Lift out each line of the data that holds "сбора".

Saved data entries
** Start **
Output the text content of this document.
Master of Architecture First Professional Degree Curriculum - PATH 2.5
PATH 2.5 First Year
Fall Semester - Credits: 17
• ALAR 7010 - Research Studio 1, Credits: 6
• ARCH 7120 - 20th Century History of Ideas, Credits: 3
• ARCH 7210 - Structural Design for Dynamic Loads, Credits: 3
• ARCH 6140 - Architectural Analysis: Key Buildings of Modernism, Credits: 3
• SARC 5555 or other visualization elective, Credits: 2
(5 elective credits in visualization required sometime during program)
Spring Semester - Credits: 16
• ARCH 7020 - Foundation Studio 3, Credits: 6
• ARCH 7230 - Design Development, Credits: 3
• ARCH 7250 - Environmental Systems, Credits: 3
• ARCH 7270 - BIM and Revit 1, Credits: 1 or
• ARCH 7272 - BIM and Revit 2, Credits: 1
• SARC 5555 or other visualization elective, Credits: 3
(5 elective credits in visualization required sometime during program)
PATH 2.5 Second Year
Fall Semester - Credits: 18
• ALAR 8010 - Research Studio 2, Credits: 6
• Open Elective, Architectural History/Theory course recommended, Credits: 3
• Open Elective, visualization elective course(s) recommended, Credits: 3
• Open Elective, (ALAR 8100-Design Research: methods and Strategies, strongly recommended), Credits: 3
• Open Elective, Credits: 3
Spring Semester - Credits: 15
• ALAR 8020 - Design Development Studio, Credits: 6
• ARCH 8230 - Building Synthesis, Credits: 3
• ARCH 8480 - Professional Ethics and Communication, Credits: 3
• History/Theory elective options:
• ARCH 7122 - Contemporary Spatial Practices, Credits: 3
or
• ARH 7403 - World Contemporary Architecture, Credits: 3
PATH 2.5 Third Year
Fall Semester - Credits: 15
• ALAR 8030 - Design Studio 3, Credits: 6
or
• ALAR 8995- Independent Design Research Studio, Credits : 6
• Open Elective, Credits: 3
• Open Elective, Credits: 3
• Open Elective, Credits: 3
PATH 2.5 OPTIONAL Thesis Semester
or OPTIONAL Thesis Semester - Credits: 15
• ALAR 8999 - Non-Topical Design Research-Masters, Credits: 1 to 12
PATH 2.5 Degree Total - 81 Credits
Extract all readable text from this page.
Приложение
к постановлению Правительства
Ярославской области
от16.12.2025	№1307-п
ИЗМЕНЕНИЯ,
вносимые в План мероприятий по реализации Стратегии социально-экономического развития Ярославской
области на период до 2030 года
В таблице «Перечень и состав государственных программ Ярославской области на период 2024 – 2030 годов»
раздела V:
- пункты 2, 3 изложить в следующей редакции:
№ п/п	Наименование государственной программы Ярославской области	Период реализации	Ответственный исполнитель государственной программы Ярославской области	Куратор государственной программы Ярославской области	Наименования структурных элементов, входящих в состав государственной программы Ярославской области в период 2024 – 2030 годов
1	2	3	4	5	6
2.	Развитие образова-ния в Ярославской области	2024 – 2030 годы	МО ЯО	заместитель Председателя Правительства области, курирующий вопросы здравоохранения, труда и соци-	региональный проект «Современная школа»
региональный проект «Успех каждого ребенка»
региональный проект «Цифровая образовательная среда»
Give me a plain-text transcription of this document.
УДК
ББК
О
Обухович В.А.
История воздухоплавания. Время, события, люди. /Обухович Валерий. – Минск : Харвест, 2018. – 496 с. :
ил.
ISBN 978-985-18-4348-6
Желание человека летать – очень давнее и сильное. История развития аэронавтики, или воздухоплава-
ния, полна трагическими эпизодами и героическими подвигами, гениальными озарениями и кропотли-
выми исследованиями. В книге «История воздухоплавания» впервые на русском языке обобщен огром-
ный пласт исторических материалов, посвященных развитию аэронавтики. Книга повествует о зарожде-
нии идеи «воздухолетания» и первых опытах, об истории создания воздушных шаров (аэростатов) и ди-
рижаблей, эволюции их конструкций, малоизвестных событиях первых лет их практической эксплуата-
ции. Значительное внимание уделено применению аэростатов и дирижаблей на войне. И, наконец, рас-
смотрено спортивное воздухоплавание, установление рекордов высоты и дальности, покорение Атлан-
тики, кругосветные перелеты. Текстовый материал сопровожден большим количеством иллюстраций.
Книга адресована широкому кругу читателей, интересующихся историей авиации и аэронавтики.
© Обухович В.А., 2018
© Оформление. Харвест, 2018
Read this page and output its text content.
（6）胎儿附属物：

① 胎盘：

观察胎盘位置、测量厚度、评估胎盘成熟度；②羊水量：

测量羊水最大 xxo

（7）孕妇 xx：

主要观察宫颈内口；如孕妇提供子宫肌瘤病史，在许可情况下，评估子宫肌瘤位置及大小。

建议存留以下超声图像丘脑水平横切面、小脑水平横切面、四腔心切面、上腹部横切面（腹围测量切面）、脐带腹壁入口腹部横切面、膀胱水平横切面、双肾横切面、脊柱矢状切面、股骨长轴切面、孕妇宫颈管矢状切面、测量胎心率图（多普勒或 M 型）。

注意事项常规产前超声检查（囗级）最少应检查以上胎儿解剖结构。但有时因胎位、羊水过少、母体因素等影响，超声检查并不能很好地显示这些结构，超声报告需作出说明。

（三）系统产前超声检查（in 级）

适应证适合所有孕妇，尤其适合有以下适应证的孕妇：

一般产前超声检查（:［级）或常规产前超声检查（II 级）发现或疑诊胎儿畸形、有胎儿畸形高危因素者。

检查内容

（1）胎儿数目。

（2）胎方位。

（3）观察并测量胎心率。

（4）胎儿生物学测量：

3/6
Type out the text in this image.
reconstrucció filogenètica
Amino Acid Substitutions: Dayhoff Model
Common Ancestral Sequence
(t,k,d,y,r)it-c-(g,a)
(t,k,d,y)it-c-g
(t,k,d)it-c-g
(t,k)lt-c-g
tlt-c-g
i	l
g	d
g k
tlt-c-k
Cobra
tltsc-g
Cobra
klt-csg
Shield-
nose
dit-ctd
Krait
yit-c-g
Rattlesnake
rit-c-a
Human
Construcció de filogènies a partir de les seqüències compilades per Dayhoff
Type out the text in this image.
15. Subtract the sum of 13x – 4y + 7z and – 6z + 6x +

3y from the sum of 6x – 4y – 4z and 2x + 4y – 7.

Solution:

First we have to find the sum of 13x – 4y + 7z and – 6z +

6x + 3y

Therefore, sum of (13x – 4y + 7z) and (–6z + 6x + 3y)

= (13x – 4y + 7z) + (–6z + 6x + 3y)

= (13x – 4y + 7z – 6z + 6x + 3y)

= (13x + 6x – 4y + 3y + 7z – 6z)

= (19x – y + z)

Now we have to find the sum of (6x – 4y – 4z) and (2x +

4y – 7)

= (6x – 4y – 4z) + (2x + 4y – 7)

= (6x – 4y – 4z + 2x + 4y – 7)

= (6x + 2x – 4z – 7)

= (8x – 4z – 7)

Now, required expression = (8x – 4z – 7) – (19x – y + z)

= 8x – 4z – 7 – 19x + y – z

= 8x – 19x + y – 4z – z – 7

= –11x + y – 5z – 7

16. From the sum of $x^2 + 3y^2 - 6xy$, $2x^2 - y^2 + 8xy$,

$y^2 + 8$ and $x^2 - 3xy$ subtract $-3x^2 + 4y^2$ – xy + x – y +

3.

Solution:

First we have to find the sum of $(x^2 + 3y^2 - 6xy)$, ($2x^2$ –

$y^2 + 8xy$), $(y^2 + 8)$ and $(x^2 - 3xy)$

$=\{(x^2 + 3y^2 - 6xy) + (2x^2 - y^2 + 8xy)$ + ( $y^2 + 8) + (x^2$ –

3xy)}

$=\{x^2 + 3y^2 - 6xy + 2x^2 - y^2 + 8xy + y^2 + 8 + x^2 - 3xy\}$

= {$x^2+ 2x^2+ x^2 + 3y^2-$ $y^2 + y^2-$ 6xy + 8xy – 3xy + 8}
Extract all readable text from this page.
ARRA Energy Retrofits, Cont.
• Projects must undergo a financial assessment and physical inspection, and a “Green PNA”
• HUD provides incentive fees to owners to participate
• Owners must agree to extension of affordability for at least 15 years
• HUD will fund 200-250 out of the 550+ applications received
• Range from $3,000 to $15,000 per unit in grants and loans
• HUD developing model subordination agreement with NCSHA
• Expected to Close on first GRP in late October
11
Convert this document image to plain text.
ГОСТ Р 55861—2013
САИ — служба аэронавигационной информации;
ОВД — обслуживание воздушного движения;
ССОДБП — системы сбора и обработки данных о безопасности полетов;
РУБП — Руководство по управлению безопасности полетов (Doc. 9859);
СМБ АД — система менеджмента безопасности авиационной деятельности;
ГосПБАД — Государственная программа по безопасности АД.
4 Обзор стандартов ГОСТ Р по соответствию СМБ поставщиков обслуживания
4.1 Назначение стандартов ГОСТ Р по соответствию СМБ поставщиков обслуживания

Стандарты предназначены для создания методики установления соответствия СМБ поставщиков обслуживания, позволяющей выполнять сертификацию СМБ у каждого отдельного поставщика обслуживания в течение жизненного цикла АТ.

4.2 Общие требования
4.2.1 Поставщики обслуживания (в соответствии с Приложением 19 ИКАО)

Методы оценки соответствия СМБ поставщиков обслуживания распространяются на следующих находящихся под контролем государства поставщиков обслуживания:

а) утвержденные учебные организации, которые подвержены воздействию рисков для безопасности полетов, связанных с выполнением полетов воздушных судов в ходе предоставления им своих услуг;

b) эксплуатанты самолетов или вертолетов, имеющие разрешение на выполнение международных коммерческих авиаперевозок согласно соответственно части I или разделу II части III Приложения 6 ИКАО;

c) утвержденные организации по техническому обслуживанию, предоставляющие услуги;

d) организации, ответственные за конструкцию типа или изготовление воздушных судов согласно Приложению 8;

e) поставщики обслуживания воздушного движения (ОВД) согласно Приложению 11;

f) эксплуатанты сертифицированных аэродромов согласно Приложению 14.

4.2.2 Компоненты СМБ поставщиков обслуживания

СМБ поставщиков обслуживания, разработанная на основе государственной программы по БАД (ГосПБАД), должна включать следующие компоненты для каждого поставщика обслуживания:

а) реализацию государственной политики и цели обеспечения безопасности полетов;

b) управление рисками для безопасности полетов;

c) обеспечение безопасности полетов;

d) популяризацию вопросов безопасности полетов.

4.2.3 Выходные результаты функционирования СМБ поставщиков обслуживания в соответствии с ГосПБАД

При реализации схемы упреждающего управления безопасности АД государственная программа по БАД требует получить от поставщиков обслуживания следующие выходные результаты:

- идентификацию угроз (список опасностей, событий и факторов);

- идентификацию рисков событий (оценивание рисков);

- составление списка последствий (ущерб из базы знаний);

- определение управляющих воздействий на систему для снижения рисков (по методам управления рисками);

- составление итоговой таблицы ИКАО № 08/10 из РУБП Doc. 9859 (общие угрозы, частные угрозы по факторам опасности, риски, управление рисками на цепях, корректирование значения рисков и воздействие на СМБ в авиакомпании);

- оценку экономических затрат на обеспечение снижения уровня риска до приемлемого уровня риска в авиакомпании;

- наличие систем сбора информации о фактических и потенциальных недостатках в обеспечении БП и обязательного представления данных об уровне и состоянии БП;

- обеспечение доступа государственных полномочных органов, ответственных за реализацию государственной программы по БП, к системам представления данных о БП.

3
** End **
RESPONSE TO THE TASK:
ССОДБП — системы сбора и обработки данных о безопасности полетов;
- наличие систем сбора информации о фактических и потенциальных недостатках в обеспечении БП и обязательного представления данных об уровне и состоянии БП;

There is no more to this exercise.